Return every record verbatim.

Collected data entries:
--
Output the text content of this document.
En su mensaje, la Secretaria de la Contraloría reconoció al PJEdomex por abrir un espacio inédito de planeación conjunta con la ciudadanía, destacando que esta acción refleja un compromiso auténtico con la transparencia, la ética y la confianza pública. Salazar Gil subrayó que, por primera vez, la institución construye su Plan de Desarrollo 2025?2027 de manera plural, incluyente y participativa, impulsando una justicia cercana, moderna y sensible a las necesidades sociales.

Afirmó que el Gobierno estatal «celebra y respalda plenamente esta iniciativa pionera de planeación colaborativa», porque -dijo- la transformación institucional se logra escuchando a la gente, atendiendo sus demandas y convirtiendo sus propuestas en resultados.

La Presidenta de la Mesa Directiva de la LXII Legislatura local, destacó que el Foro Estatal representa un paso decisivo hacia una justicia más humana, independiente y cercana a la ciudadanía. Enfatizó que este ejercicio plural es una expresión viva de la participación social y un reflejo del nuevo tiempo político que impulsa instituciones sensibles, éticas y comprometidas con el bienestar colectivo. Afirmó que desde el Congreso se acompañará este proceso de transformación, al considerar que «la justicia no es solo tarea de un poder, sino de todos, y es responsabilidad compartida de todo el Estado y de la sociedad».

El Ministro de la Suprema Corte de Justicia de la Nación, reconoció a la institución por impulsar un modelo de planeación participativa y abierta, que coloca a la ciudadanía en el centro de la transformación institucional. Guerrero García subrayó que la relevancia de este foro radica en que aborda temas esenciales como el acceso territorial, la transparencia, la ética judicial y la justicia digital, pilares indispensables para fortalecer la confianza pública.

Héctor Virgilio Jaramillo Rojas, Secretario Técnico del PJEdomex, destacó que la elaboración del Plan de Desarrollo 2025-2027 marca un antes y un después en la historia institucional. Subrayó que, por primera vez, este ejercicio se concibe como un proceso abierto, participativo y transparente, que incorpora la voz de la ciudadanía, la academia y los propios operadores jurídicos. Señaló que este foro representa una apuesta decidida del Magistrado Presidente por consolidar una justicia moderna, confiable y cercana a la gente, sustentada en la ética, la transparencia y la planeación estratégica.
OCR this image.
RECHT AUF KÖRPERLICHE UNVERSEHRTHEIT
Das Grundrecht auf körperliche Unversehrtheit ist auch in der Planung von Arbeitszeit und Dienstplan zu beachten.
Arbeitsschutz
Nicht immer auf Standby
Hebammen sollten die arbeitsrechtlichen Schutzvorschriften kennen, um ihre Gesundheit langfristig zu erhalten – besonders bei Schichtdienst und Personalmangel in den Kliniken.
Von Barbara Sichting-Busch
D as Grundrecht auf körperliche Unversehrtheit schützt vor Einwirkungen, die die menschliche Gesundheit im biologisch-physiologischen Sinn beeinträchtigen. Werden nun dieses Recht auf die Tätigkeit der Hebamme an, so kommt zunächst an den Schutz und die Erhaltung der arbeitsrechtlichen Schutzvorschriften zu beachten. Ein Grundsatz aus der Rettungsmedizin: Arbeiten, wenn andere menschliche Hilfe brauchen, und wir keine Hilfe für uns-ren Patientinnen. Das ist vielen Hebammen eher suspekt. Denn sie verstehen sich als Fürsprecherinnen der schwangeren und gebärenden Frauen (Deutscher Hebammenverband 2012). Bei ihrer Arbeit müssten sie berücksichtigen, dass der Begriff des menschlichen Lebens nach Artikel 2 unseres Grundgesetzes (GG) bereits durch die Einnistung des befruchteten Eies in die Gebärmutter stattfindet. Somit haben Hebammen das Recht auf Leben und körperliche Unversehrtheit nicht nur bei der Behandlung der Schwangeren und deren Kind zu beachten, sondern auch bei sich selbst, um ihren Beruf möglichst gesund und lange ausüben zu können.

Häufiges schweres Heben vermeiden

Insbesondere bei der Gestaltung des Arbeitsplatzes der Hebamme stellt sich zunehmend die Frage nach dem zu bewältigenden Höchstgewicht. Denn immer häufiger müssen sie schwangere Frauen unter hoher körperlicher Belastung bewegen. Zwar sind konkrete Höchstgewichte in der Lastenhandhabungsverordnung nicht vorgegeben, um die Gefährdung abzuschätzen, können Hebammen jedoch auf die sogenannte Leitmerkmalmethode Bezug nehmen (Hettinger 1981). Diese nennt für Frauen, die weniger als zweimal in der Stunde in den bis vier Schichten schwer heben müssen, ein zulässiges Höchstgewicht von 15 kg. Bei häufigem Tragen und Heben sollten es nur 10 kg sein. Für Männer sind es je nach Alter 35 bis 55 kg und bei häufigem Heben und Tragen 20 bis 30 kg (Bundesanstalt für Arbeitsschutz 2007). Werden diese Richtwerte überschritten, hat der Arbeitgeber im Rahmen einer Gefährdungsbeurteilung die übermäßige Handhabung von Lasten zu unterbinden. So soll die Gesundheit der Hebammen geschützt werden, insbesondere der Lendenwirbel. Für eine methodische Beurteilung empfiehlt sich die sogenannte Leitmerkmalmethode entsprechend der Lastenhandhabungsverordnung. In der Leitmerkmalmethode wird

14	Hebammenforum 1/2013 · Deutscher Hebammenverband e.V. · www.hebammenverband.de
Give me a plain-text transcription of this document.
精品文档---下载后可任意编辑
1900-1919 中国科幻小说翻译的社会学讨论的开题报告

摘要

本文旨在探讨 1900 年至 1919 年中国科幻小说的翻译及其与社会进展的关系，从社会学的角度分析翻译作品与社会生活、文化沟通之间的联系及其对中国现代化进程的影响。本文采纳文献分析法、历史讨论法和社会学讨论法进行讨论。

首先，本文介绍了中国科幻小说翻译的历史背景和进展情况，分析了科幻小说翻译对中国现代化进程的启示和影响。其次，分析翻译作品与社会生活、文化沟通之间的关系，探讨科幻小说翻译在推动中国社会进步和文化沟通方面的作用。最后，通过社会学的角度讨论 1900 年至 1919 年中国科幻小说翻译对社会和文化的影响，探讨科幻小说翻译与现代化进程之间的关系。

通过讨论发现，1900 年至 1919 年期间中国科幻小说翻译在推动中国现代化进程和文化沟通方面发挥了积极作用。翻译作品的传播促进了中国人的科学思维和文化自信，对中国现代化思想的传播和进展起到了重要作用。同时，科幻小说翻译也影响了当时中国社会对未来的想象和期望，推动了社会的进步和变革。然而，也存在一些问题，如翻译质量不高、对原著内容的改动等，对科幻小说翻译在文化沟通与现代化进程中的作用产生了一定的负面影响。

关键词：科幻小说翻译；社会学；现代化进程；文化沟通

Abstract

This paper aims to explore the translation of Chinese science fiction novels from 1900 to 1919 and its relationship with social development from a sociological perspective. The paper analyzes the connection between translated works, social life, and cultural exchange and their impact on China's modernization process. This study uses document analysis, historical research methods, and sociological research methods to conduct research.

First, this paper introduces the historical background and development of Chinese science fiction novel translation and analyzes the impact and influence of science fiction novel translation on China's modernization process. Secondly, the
--
* Answer to this task
Output the text content of this document.
En su mensaje, la Secretaria de la Contraloría reconoció al PJEdomex por abrir un espacio inédito de planeación conjunta con la ciudadanía, destacando que esta acción refleja un compromiso auténtico con la transparencia, la ética y la confianza pública. Salazar Gil subrayó que, por primera vez, la institución construye su Plan de Desarrollo 2025?2027 de manera plural, incluyente y participativa, impulsando una justicia cercana, moderna y sensible a las necesidades sociales.

Afirmó que el Gobierno estatal «celebra y respalda plenamente esta iniciativa pionera de planeación colaborativa», porque -dijo- la transformación institucional se logra escuchando a la gente, atendiendo sus demandas y convirtiendo sus propuestas en resultados.

La Presidenta de la Mesa Directiva de la LXII Legislatura local, destacó que el Foro Estatal representa un paso decisivo hacia una justicia más humana, independiente y cercana a la ciudadanía. Enfatizó que este ejercicio plural es una expresión viva de la participación social y un reflejo del nuevo tiempo político que impulsa instituciones sensibles, éticas y comprometidas con el bienestar colectivo. Afirmó que desde el Congreso se acompañará este proceso de transformación, al considerar que «la justicia no es solo tarea de un poder, sino de todos, y es responsabilidad compartida de todo el Estado y de la sociedad».

El Ministro de la Suprema Corte de Justicia de la Nación, reconoció a la institución por impulsar un modelo de planeación participativa y abierta, que coloca a la ciudadanía en el centro de la transformación institucional. Guerrero García subrayó que la relevancia de este foro radica en que aborda temas esenciales como el acceso territorial, la transparencia, la ética judicial y la justicia digital, pilares indispensables para fortalecer la confianza pública.

Héctor Virgilio Jaramillo Rojas, Secretario Técnico del PJEdomex, destacó que la elaboración del Plan de Desarrollo 2025-2027 marca un antes y un después en la historia institucional. Subrayó que, por primera vez, este ejercicio se concibe como un proceso abierto, participativo y transparente, que incorpora la voz de la ciudadanía, la academia y los propios operadores jurídicos. Señaló que este foro representa una apuesta decidida del Magistrado Presidente por consolidar una justicia moderna, confiable y cercana a la gente, sustentada en la ética, la transparencia y la planeación estratégica.
OCR this image.
RECHT AUF KÖRPERLICHE UNVERSEHRTHEIT
Das Grundrecht auf körperliche Unversehrtheit ist auch in der Planung von Arbeitszeit und Dienstplan zu beachten.
Arbeitsschutz
Nicht immer auf Standby
Hebammen sollten die arbeitsrechtlichen Schutzvorschriften kennen, um ihre Gesundheit langfristig zu erhalten – besonders bei Schichtdienst und Personalmangel in den Kliniken.
Von Barbara Sichting-Busch
D as Grundrecht auf körperliche Unversehrtheit schützt vor Einwirkungen, die die menschliche Gesundheit im biologisch-physiologischen Sinn beeinträchtigen. Werden nun dieses Recht auf die Tätigkeit der Hebamme an, so kommt zunächst an den Schutz und die Erhaltung der arbeitsrechtlichen Schutzvorschriften zu beachten. Ein Grundsatz aus der Rettungsmedizin: Arbeiten, wenn andere menschliche Hilfe brauchen, und wir keine Hilfe für uns-ren Patientinnen. Das ist vielen Hebammen eher suspekt. Denn sie verstehen sich als Fürsprecherinnen der schwangeren und gebärenden Frauen (Deutscher Hebammenverband 2012). Bei ihrer Arbeit müssten sie berücksichtigen, dass der Begriff des menschlichen Lebens nach Artikel 2 unseres Grundgesetzes (GG) bereits durch die Einnistung des befruchteten Eies in die Gebärmutter stattfindet. Somit haben Hebammen das Recht auf Leben und körperliche Unversehrtheit nicht nur bei der Behandlung der Schwangeren und deren Kind zu beachten, sondern auch bei sich selbst, um ihren Beruf möglichst gesund und lange ausüben zu können.

Häufiges schweres Heben vermeiden

Insbesondere bei der Gestaltung des Arbeitsplatzes der Hebamme stellt sich zunehmend die Frage nach dem zu bewältigenden Höchstgewicht. Denn immer häufiger müssen sie schwangere Frauen unter hoher körperlicher Belastung bewegen. Zwar sind konkrete Höchstgewichte in der Lastenhandhabungsverordnung nicht vorgegeben, um die Gefährdung abzuschätzen, können Hebammen jedoch auf die sogenannte Leitmerkmalmethode Bezug nehmen (Hettinger 1981). Diese nennt für Frauen, die weniger als zweimal in der Stunde in den bis vier Schichten schwer heben müssen, ein zulässiges Höchstgewicht von 15 kg. Bei häufigem Tragen und Heben sollten es nur 10 kg sein. Für Männer sind es je nach Alter 35 bis 55 kg und bei häufigem Heben und Tragen 20 bis 30 kg (Bundesanstalt für Arbeitsschutz 2007). Werden diese Richtwerte überschritten, hat der Arbeitgeber im Rahmen einer Gefährdungsbeurteilung die übermäßige Handhabung von Lasten zu unterbinden. So soll die Gesundheit der Hebammen geschützt werden, insbesondere der Lendenwirbel. Für eine methodische Beurteilung empfiehlt sich die sogenannte Leitmerkmalmethode entsprechend der Lastenhandhabungsverordnung. In der Leitmerkmalmethode wird

14	Hebammenforum 1/2013 · Deutscher Hebammenverband e.V. · www.hebammenverband.de
Give me a plain-text transcription of this document.
精品文档---下载后可任意编辑
1900-1919 中国科幻小说翻译的社会学讨论的开题报告

摘要

本文旨在探讨 1900 年至 1919 年中国科幻小说的翻译及其与社会进展的关系，从社会学的角度分析翻译作品与社会生活、文化沟通之间的联系及其对中国现代化进程的影响。本文采纳文献分析法、历史讨论法和社会学讨论法进行讨论。

首先，本文介绍了中国科幻小说翻译的历史背景和进展情况，分析了科幻小说翻译对中国现代化进程的启示和影响。其次，分析翻译作品与社会生活、文化沟通之间的关系，探讨科幻小说翻译在推动中国社会进步和文化沟通方面的作用。最后，通过社会学的角度讨论 1900 年至 1919 年中国科幻小说翻译对社会和文化的影响，探讨科幻小说翻译与现代化进程之间的关系。

通过讨论发现，1900 年至 1919 年期间中国科幻小说翻译在推动中国现代化进程和文化沟通方面发挥了积极作用。翻译作品的传播促进了中国人的科学思维和文化自信，对中国现代化思想的传播和进展起到了重要作用。同时，科幻小说翻译也影响了当时中国社会对未来的想象和期望，推动了社会的进步和变革。然而，也存在一些问题，如翻译质量不高、对原著内容的改动等，对科幻小说翻译在文化沟通与现代化进程中的作用产生了一定的负面影响。

关键词：科幻小说翻译；社会学；现代化进程；文化沟通

Abstract

This paper aims to explore the translation of Chinese science fiction novels from 1900 to 1919 and its relationship with social development from a sociological perspective. The paper analyzes the connection between translated works, social life, and cultural exchange and their impact on China's modernization process. This study uses document analysis, historical research methods, and sociological research methods to conduct research.

First, this paper introduces the historical background and development of Chinese science fiction novel translation and analyzes the impact and influence of science fiction novel translation on China's modernization process. Secondly, the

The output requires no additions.